The exercise asks you to copy every line below in which "caption" appears.

### Input for this task

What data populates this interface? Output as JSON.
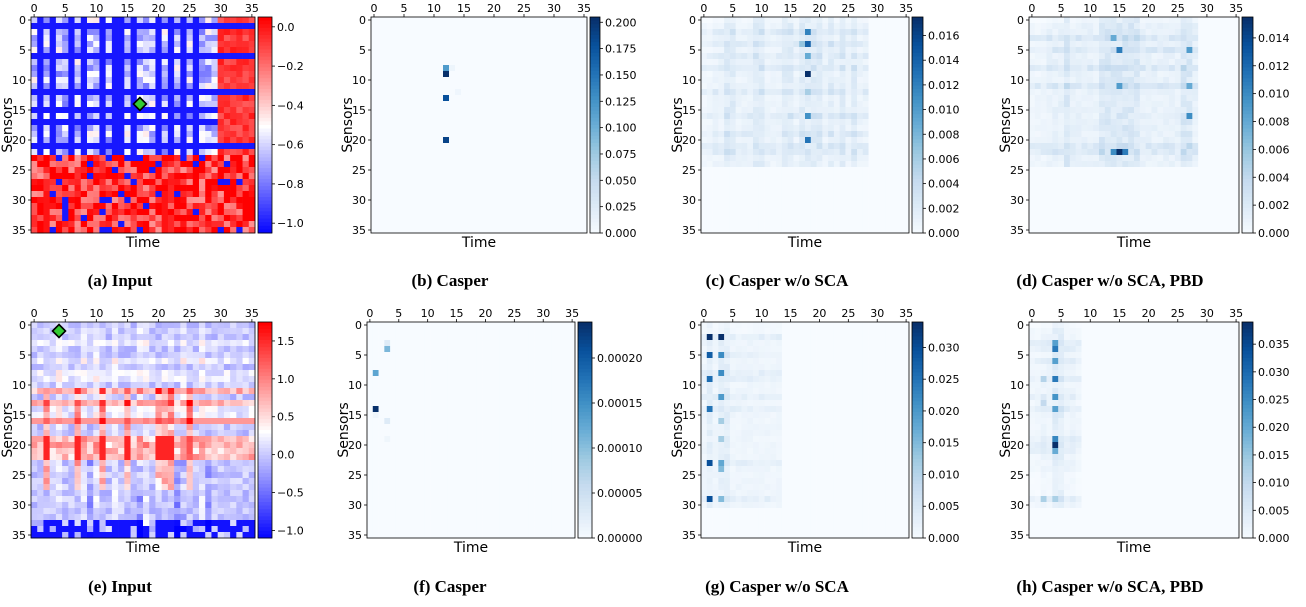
{
  "chart_data": [
    {
      "id": "a",
      "type": "heatmap",
      "caption": "(a) Input",
      "xlabel": "Time",
      "ylabel": "Sensors",
      "x_ticks": [
        0,
        5,
        10,
        15,
        20,
        25,
        30,
        35
      ],
      "y_ticks": [
        0,
        5,
        10,
        15,
        20,
        25,
        30,
        35
      ],
      "colormap": "bwr",
      "colorbar_ticks": [
        "0.0",
        "−0.2",
        "−0.4",
        "−0.6",
        "−0.8",
        "−1.0"
      ],
      "colorbar_range": [
        -1.05,
        0.05
      ],
      "marker": {
        "x": 17,
        "y": 14,
        "color": "#33cc33"
      },
      "pattern": {
        "rows_strong": [
          1,
          6,
          12,
          15,
          17,
          21
        ],
        "rows_light": [],
        "cols_strong": [
          1,
          3,
          6,
          8,
          11,
          13,
          14,
          16,
          20,
          22,
          24,
          26
        ],
        "cols_light": []
      }
    },
    {
      "id": "b",
      "type": "heatmap",
      "caption": "(b) Casper",
      "xlabel": "Time",
      "ylabel": "Sensors",
      "x_ticks": [
        0,
        5,
        10,
        15,
        20,
        25,
        30,
        35
      ],
      "y_ticks": [
        0,
        5,
        10,
        15,
        20,
        25,
        30,
        35
      ],
      "colormap": "Blues",
      "colorbar_ticks": [
        "0.200",
        "0.175",
        "0.150",
        "0.125",
        "0.100",
        "0.075",
        "0.050",
        "0.025",
        "0.000"
      ],
      "colorbar_range": [
        0,
        0.205
      ],
      "cells": [
        {
          "x": 12,
          "y": 8,
          "v": 0.12
        },
        {
          "x": 12,
          "y": 9,
          "v": 0.205
        },
        {
          "x": 12,
          "y": 13,
          "v": 0.18
        },
        {
          "x": 12,
          "y": 20,
          "v": 0.19
        },
        {
          "x": 13,
          "y": 8,
          "v": 0.01
        },
        {
          "x": 14,
          "y": 12,
          "v": 0.008
        }
      ]
    },
    {
      "id": "c",
      "type": "heatmap",
      "caption": "(c) Casper w/o SCA",
      "xlabel": "Time",
      "ylabel": "Sensors",
      "x_ticks": [
        0,
        5,
        10,
        15,
        20,
        25,
        30,
        35
      ],
      "y_ticks": [
        0,
        5,
        10,
        15,
        20,
        25,
        30,
        35
      ],
      "colormap": "Blues",
      "colorbar_ticks": [
        "0.016",
        "0.014",
        "0.012",
        "0.010",
        "0.008",
        "0.006",
        "0.004",
        "0.002",
        "0.000"
      ],
      "colorbar_range": [
        0,
        0.0175
      ],
      "cells": [
        {
          "x": 18,
          "y": 9,
          "v": 0.0175
        },
        {
          "x": 18,
          "y": 4,
          "v": 0.014
        },
        {
          "x": 18,
          "y": 2,
          "v": 0.012
        },
        {
          "x": 18,
          "y": 16,
          "v": 0.011
        },
        {
          "x": 18,
          "y": 20,
          "v": 0.013
        },
        {
          "x": 18,
          "y": 6,
          "v": 0.009
        },
        {
          "x": 17,
          "y": 4,
          "v": 0.007
        },
        {
          "x": 18,
          "y": 12,
          "v": 0.006
        }
      ],
      "pattern": {
        "rows_strong": [
          2,
          4,
          6,
          8,
          12,
          16,
          19,
          21,
          22
        ],
        "rows_light": [
          1,
          3,
          5,
          7,
          9,
          10,
          11,
          13,
          14,
          15,
          17,
          18,
          20,
          23,
          24
        ],
        "cols_strong": [
          4,
          5,
          9,
          10,
          14,
          15,
          17,
          18,
          19,
          20,
          22,
          24,
          26
        ],
        "cols_light": [
          2,
          3,
          6,
          7,
          8,
          11,
          12,
          13,
          16,
          21,
          23,
          25,
          27,
          28
        ],
        "max_row": 24,
        "max_col": 28,
        "scale": 0.004
      }
    },
    {
      "id": "d",
      "type": "heatmap",
      "caption": "(d) Casper w/o SCA, PBD",
      "xlabel": "Time",
      "ylabel": "Sensors",
      "x_ticks": [
        0,
        5,
        10,
        15,
        20,
        25,
        30,
        35
      ],
      "y_ticks": [
        0,
        5,
        10,
        15,
        20,
        25,
        30,
        35
      ],
      "colormap": "Blues",
      "colorbar_ticks": [
        "0.014",
        "0.012",
        "0.010",
        "0.008",
        "0.006",
        "0.004",
        "0.002",
        "0.000"
      ],
      "colorbar_range": [
        0,
        0.0155
      ],
      "cells": [
        {
          "x": 15,
          "y": 22,
          "v": 0.0155
        },
        {
          "x": 16,
          "y": 22,
          "v": 0.011
        },
        {
          "x": 14,
          "y": 22,
          "v": 0.01
        },
        {
          "x": 15,
          "y": 5,
          "v": 0.011
        },
        {
          "x": 15,
          "y": 11,
          "v": 0.009
        },
        {
          "x": 27,
          "y": 16,
          "v": 0.01
        },
        {
          "x": 27,
          "y": 5,
          "v": 0.009
        },
        {
          "x": 14,
          "y": 3,
          "v": 0.008
        },
        {
          "x": 27,
          "y": 11,
          "v": 0.008
        }
      ],
      "pattern": {
        "rows_strong": [
          3,
          5,
          8,
          11,
          21,
          22
        ],
        "rows_light": [
          1,
          2,
          4,
          6,
          7,
          9,
          10,
          12,
          13,
          14,
          15,
          16,
          17,
          18,
          19,
          20,
          23,
          24
        ],
        "cols_strong": [
          6,
          12,
          13,
          14,
          15,
          16,
          17,
          18,
          26,
          27
        ],
        "cols_light": [
          3,
          4,
          5,
          7,
          8,
          9,
          10,
          11,
          19,
          20,
          21,
          22,
          23,
          24,
          25,
          28
        ],
        "max_row": 24,
        "max_col": 28,
        "scale": 0.0045
      }
    },
    {
      "id": "e",
      "type": "heatmap",
      "caption": "(e) Input",
      "xlabel": "Time",
      "ylabel": "Sensors",
      "x_ticks": [
        0,
        5,
        10,
        15,
        20,
        25,
        30,
        35
      ],
      "y_ticks": [
        0,
        5,
        10,
        15,
        20,
        25,
        30,
        35
      ],
      "colormap": "bwr",
      "colorbar_ticks": [
        "1.5",
        "1.0",
        "0.5",
        "0.0",
        "−0.5",
        "−1.0"
      ],
      "colorbar_range": [
        -1.1,
        1.75
      ],
      "marker": {
        "x": 4,
        "y": 1,
        "color": "#33cc33"
      },
      "pattern": {
        "rows_strong": [
          11,
          13,
          16,
          19,
          20,
          21,
          22
        ],
        "rows_light": [
          3,
          6,
          8,
          9,
          14,
          15
        ],
        "cols_strong": [
          2,
          7,
          11,
          15,
          20,
          21,
          22,
          25
        ],
        "cols_light": [
          4,
          8,
          10,
          13,
          17,
          18,
          24,
          27
        ],
        "neg_rows": [
          23,
          28,
          33,
          34,
          35
        ],
        "neg_cols": [
          9,
          17,
          23,
          24,
          28
        ]
      }
    },
    {
      "id": "f",
      "type": "heatmap",
      "caption": "(f) Casper",
      "xlabel": "Time",
      "ylabel": "Sensors",
      "x_ticks": [
        0,
        5,
        10,
        15,
        20,
        25,
        30,
        35
      ],
      "y_ticks": [
        0,
        5,
        10,
        15,
        20,
        25,
        30,
        35
      ],
      "colormap": "Blues",
      "colorbar_ticks": [
        "0.00020",
        "0.00015",
        "0.00010",
        "0.00005",
        "0.00000"
      ],
      "colorbar_range": [
        0,
        0.00024
      ],
      "cells": [
        {
          "x": 1,
          "y": 14,
          "v": 0.00024
        },
        {
          "x": 1,
          "y": 8,
          "v": 0.00013
        },
        {
          "x": 3,
          "y": 4,
          "v": 0.00011
        },
        {
          "x": 3,
          "y": 3,
          "v": 3e-05
        },
        {
          "x": 3,
          "y": 16,
          "v": 3e-05
        },
        {
          "x": 3,
          "y": 19,
          "v": 1e-05
        },
        {
          "x": 1,
          "y": 15,
          "v": 1e-05
        }
      ]
    },
    {
      "id": "g",
      "type": "heatmap",
      "caption": "(g) Casper w/o SCA",
      "xlabel": "Time",
      "ylabel": "Sensors",
      "x_ticks": [
        0,
        5,
        10,
        15,
        20,
        25,
        30,
        35
      ],
      "y_ticks": [
        0,
        5,
        10,
        15,
        20,
        25,
        30,
        35
      ],
      "colormap": "Blues",
      "colorbar_ticks": [
        "0.030",
        "0.025",
        "0.020",
        "0.015",
        "0.010",
        "0.005",
        "0.000"
      ],
      "colorbar_range": [
        0,
        0.034
      ],
      "cells": [
        {
          "x": 1,
          "y": 2,
          "v": 0.034
        },
        {
          "x": 1,
          "y": 5,
          "v": 0.028
        },
        {
          "x": 1,
          "y": 9,
          "v": 0.026
        },
        {
          "x": 1,
          "y": 14,
          "v": 0.025
        },
        {
          "x": 1,
          "y": 23,
          "v": 0.03
        },
        {
          "x": 1,
          "y": 29,
          "v": 0.03
        },
        {
          "x": 3,
          "y": 2,
          "v": 0.034
        },
        {
          "x": 3,
          "y": 5,
          "v": 0.022
        },
        {
          "x": 3,
          "y": 8,
          "v": 0.022
        },
        {
          "x": 3,
          "y": 12,
          "v": 0.02
        },
        {
          "x": 3,
          "y": 23,
          "v": 0.018
        },
        {
          "x": 3,
          "y": 24,
          "v": 0.015
        },
        {
          "x": 3,
          "y": 29,
          "v": 0.015
        },
        {
          "x": 3,
          "y": 16,
          "v": 0.012
        },
        {
          "x": 3,
          "y": 19,
          "v": 0.012
        }
      ],
      "pattern": {
        "rows_strong": [
          2,
          5,
          8,
          9,
          12,
          14,
          23,
          29
        ],
        "rows_light": [
          3,
          4,
          6,
          7,
          10,
          11,
          13,
          15,
          16,
          17,
          18,
          19,
          20,
          21,
          22,
          24,
          25,
          26,
          27,
          28,
          30
        ],
        "cols_strong": [
          1,
          3,
          4
        ],
        "cols_light": [
          0,
          2,
          5,
          6,
          7,
          8,
          9,
          10,
          11,
          12,
          13
        ],
        "max_row": 30,
        "max_col": 13,
        "scale": 0.006
      }
    },
    {
      "id": "h",
      "type": "heatmap",
      "caption": "(h) Casper w/o SCA, PBD",
      "xlabel": "Time",
      "ylabel": "Sensors",
      "x_ticks": [
        0,
        5,
        10,
        15,
        20,
        25,
        30,
        35
      ],
      "y_ticks": [
        0,
        5,
        10,
        15,
        20,
        25,
        30,
        35
      ],
      "colormap": "Blues",
      "colorbar_ticks": [
        "0.035",
        "0.030",
        "0.025",
        "0.020",
        "0.015",
        "0.010",
        "0.005",
        "0.000"
      ],
      "colorbar_range": [
        0,
        0.039
      ],
      "cells": [
        {
          "x": 4,
          "y": 20,
          "v": 0.039
        },
        {
          "x": 4,
          "y": 4,
          "v": 0.028
        },
        {
          "x": 4,
          "y": 9,
          "v": 0.028
        },
        {
          "x": 4,
          "y": 3,
          "v": 0.022
        },
        {
          "x": 4,
          "y": 6,
          "v": 0.022
        },
        {
          "x": 4,
          "y": 12,
          "v": 0.024
        },
        {
          "x": 4,
          "y": 14,
          "v": 0.022
        },
        {
          "x": 4,
          "y": 19,
          "v": 0.026
        },
        {
          "x": 4,
          "y": 21,
          "v": 0.02
        },
        {
          "x": 2,
          "y": 29,
          "v": 0.013
        },
        {
          "x": 4,
          "y": 29,
          "v": 0.013
        },
        {
          "x": 2,
          "y": 9,
          "v": 0.012
        },
        {
          "x": 2,
          "y": 13,
          "v": 0.01
        }
      ],
      "pattern": {
        "rows_strong": [
          3,
          4,
          6,
          9,
          12,
          14,
          19,
          20,
          21,
          29
        ],
        "rows_light": [
          1,
          2,
          5,
          7,
          8,
          10,
          11,
          13,
          15,
          16,
          17,
          18,
          22,
          23,
          24,
          30
        ],
        "cols_strong": [
          4,
          5
        ],
        "cols_light": [
          2,
          3,
          6,
          7
        ],
        "max_row": 30,
        "max_col": 8,
        "scale": 0.008
      }
    }
  ]
}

######

# Output below
      "caption": "(a) Input",
      "caption": "(b) Casper",
      "caption": "(c) Casper w/o SCA",
      "caption": "(d) Casper w/o SCA, PBD",
      "caption": "(e) Input",
      "caption": "(f) Casper",
      "caption": "(g) Casper w/o SCA",
      "caption": "(h) Casper w/o SCA, PBD",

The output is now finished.